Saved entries

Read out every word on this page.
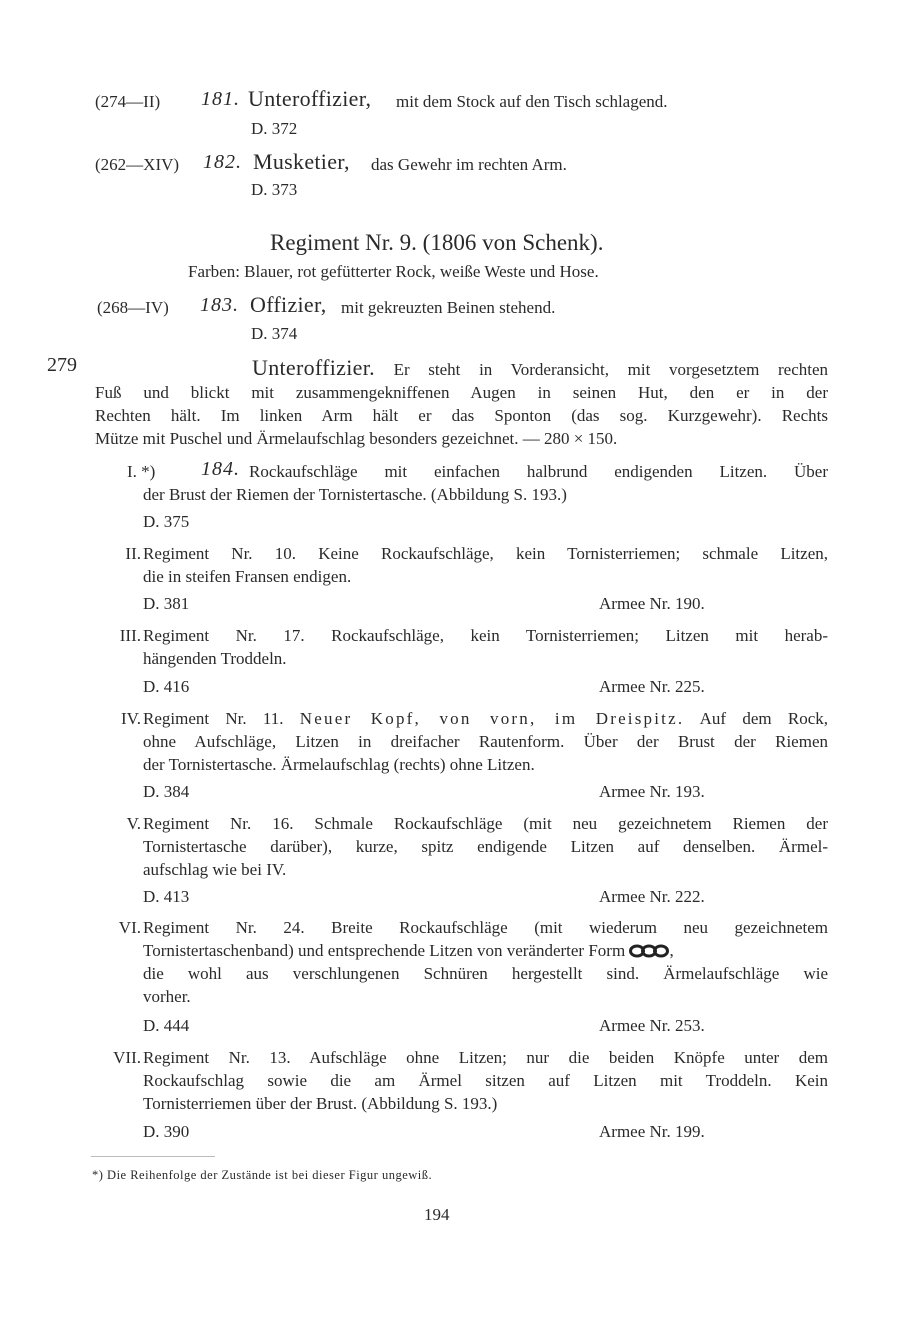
(274—II) 181. Unteroffizier, mit dem Stock auf den Tisch schlagend.
D. 372
(262—XIV) 182. Musketier, das Gewehr im rechten Arm.
D. 373
Regiment Nr. 9. (1806 von Schenk).
Farben: Blauer, rot gefütterter Rock, weiße Weste und Hose.
(268—IV) 183. Offizier, mit gekreuzten Beinen stehend.
D. 374
279	Unteroffizier. Er steht in Vorderansicht, mit vorgesetztem rechten
Fuß und blickt mit zusammengekniffenen Augen in seinen Hut, den er in der
Rechten hält. Im linken Arm hält er das Sponton (das sog. Kurzgewehr). Rechts
Mütze mit Puschel und Ärmelaufschlag besonders gezeichnet. — 280 × 150.
I. *)	184. Rockaufschläge mit einfachen halbrund endigenden Litzen. Über
der Brust der Riemen der Tornistertasche. (Abbildung S. 193.)
D. 375
II. Regiment Nr. 10. Keine Rockaufschläge, kein Tornisterriemen; schmale Litzen,
die in steifen Fransen endigen.
D. 381	Armee Nr. 190.
III. Regiment Nr. 17. Rockaufschläge, kein Tornisterriemen; Litzen mit herab-
hängenden Troddeln.
D. 416	Armee Nr. 225.
IV. Regiment Nr. 11. Neuer Kopf, von vorn, im Dreispitz. Auf dem Rock,
ohne Aufschläge, Litzen in dreifacher Rautenform. Über der Brust der Riemen
der Tornistertasche. Ärmelaufschlag (rechts) ohne Litzen.
D. 384	Armee Nr. 193.
V. Regiment Nr. 16. Schmale Rockaufschläge (mit neu gezeichnetem Riemen der
Tornistertasche darüber), kurze, spitz endigende Litzen auf denselben. Ärmel-
aufschlag wie bei IV.
D. 413	Armee Nr. 222.
VI. Regiment Nr. 24. Breite Rockaufschläge (mit wiederum neu gezeichnetem
Tornistertaschenband) und entsprechende Litzen von veränderter Form	,
die wohl aus verschlungenen Schnüren hergestellt sind. Ärmelaufschläge wie
vorher.
D. 444	Armee Nr. 253.
VII. Regiment Nr. 13. Aufschläge ohne Litzen; nur die beiden Knöpfe unter dem
Rockaufschlag sowie die am Ärmel sitzen auf Litzen mit Troddeln. Kein
Tornisterriemen über der Brust. (Abbildung S. 193.)
D. 390	Armee Nr. 199.
*) Die Reihenfolge der Zustände ist bei dieser Figur ungewiß.
194
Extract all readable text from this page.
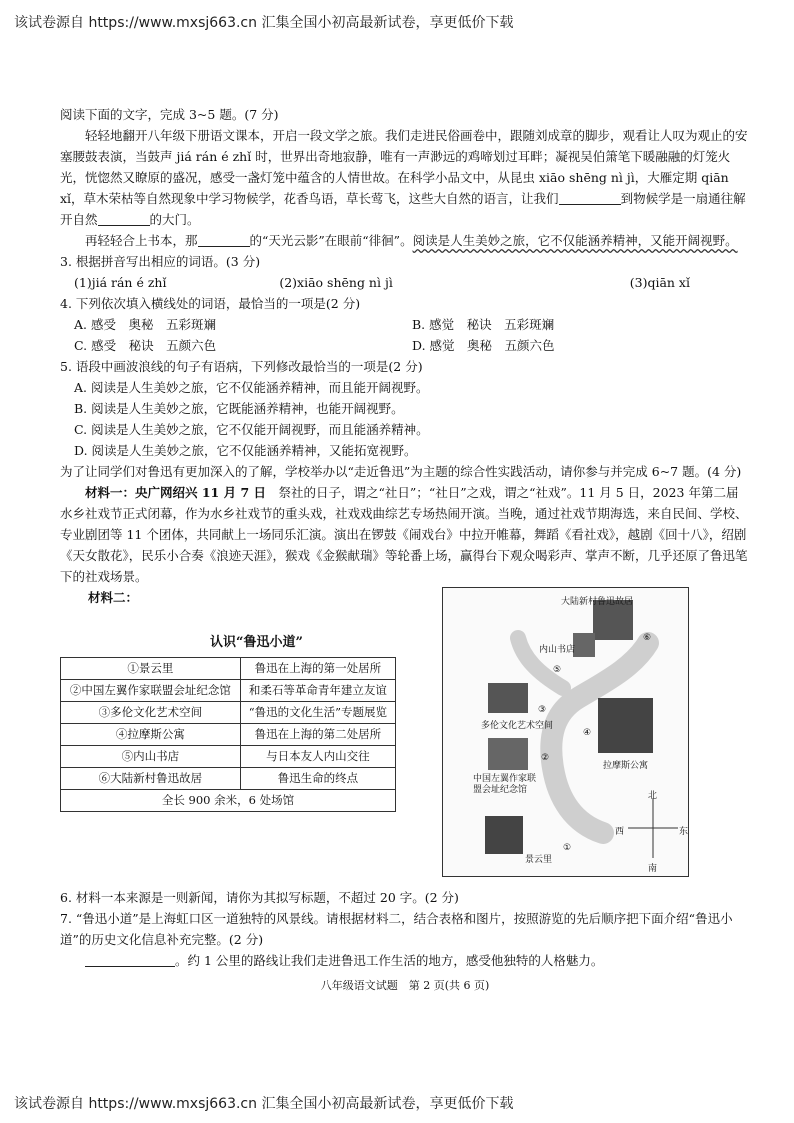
该试卷源自 https://www.mxsj663.cn 汇集全国小初高最新试卷，享更低价下载

阅读下面的文字，完成 3~5 题。(7 分)

轻轻地翻开八年级下册语文课本，开启一段文学之旅。我们走进民俗画卷中，跟随刘成章的脚步，观看让人叹为观止的安塞腰鼓表演，当鼓声 jiá rán é zhǐ 时，世界出奇地寂静，唯有一声渺远的鸡啼划过耳畔；凝视吴伯箫笔下暖融融的灯笼火光，恍惚然又瞭原的盛况，感受一盏灯笼中蕴含的人情世故。在科学小品文中，从昆虫 xiāo shēng nì jì，大雁定期 qiān xǐ，草木荣枯等自然现象中学习物候学，花香鸟语，草长莺飞，这些大自然的语言，让我们	到物候学是一扇通往解开自然	的大门。

再轻轻合上书本，那	的“天光云影”在眼前“徘徊”。阅读是人生美妙之旅，它不仅能涵养精神，又能开阔视野。

3. 根据拼音写出相应的词语。(3 分)

(1)jiá rán é zhǐ	(2)xiāo shēng nì jì	(3)qiān xǐ

4. 下列依次填入横线处的词语，最恰当的一项是(2 分)

A. 感受　奥秘　五彩斑斓	B. 感觉　秘诀　五彩斑斓
C. 感受　秘诀　五颜六色	D. 感觉　奥秘　五颜六色

5. 语段中画波浪线的句子有语病，下列修改最恰当的一项是(2 分)

A. 阅读是人生美妙之旅，它不仅能涵养精神，而且能开阔视野。
B. 阅读是人生美妙之旅，它既能涵养精神，也能开阔视野。
C. 阅读是人生美妙之旅，它不仅能开阔视野，而且能涵养精神。
D. 阅读是人生美妙之旅，它不仅能涵养精神，又能拓宽视野。

为了让同学们对鲁迅有更加深入的了解，学校举办以“走近鲁迅”为主题的综合性实践活动，请你参与并完成 6~7 题。(4 分)

材料一：央广网绍兴 11 月 7 日　 祭社的日子，谓之“社日”；“社日”之戏，谓之“社戏”。11 月 5 日，2023 年第二届水乡社戏节正式闭幕，作为水乡社戏节的重头戏，社戏戏曲综艺专场热闹开演。当晚，通过社戏节期海选，来自民间、学校、专业剧团等 11 个团体，共同献上一场同乐汇演。演出在锣鼓《闹戏台》中拉开帷幕，舞蹈《看社戏》，越剧《回十八》，绍剧《天女散花》，民乐小合奏《浪迹天涯》，猴戏《金猴献瑞》等轮番上场，赢得台下观众喝彩声、掌声不断，几乎还原了鲁迅笔下的社戏场景。

材料二：
认识“鲁迅小道”
①景云里	鲁迅在上海的第一处居所
②中国左翼作家联盟会址纪念馆	和柔石等革命青年建立友谊
③多伦文化艺术空间	“鲁迅的文化生活”专题展览
④拉摩斯公寓	鲁迅在上海的第二处居所
⑤内山书店	与日本友人内山交往
⑥大陆新村鲁迅故居	鲁迅生命的终点
全长 900 余米，6 处场馆	
大陆新村鲁迅故居
内山书店
多伦文化艺术空间
拉摩斯公寓
中国左翼作家联盟会址纪念馆
景云里
⑥
⑤
③
④
②
①
北
南
东
西

6. 材料一本来源是一则新闻，请你为其拟写标题，不超过 20 字。(2 分)

7. “鲁迅小道”是上海虹口区一道独特的风景线。请根据材料二，结合表格和图片，按照游览的先后顺序把下面介绍“鲁迅小道”的历史文化信息补充完整。(2 分)

。约 1 公里的路线让我们走进鲁迅工作生活的地方，感受他独特的人格魅力。

八年级语文试题　第 2 页(共 6 页)
该试卷源自 https://www.mxsj663.cn 汇集全国小初高最新试卷，享更低价下载
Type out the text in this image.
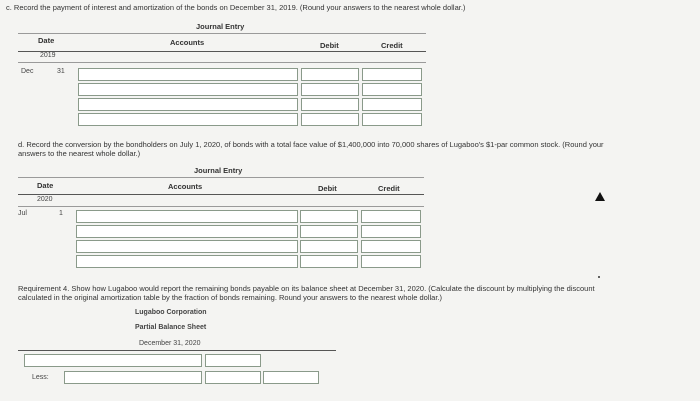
c. Record the payment of interest and amortization of the bonds on December 31, 2019. (Round your answers to the nearest whole dollar.)
Journal Entry
Date	Accounts	Debit	Credit
2019
Dec	31
d. Record the conversion by the bondholders on July 1, 2020, of bonds with a total face value of $1,400,000 into 70,000 shares of Lugaboo's $1-par common stock. (Round your
answers to the nearest whole dollar.)
Journal Entry
Date	Accounts	Debit	Credit
2020
Jul	1
Requirement 4. Show how Lugaboo would report the remaining bonds payable on its balance sheet at December 31, 2020. (Calculate the discount by multiplying the discount
calculated in the original amortization table by the fraction of bonds remaining. Round your answers to the nearest whole dollar.)
Lugaboo Corporation
Partial Balance Sheet
December 31, 2020
Less:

**Exercise instructions**: Find the lines above holding the word "this" and show them.

**Answer in full**:
Read out every word on this page.
Extract all readable text from this page.
Type out the text in this image.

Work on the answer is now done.